Requirements:
Find the lines that contain the word "triangle" and copy each one.

Dataset excerpt:
※

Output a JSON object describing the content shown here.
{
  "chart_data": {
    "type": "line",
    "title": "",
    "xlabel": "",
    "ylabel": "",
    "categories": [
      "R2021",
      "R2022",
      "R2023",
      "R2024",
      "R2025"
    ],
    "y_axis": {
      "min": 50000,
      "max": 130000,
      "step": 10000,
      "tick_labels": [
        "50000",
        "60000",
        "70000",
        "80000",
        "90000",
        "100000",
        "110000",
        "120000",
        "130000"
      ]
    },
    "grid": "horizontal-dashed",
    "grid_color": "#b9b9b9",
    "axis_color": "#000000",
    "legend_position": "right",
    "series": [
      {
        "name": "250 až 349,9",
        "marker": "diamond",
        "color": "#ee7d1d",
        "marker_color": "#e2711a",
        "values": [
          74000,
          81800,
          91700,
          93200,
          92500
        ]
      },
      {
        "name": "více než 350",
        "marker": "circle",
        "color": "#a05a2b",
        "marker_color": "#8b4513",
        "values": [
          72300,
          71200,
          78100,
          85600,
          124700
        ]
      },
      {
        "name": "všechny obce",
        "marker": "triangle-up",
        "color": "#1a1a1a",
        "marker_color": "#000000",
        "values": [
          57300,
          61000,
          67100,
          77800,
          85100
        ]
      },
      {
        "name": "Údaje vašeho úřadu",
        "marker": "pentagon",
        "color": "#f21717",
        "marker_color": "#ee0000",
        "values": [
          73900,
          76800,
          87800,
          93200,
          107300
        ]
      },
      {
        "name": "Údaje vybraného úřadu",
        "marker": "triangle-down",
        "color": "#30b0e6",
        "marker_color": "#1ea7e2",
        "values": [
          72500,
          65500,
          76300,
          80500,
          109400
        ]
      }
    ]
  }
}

※

Task solution:
        "marker": "triangle-up",
        "marker": "triangle-down",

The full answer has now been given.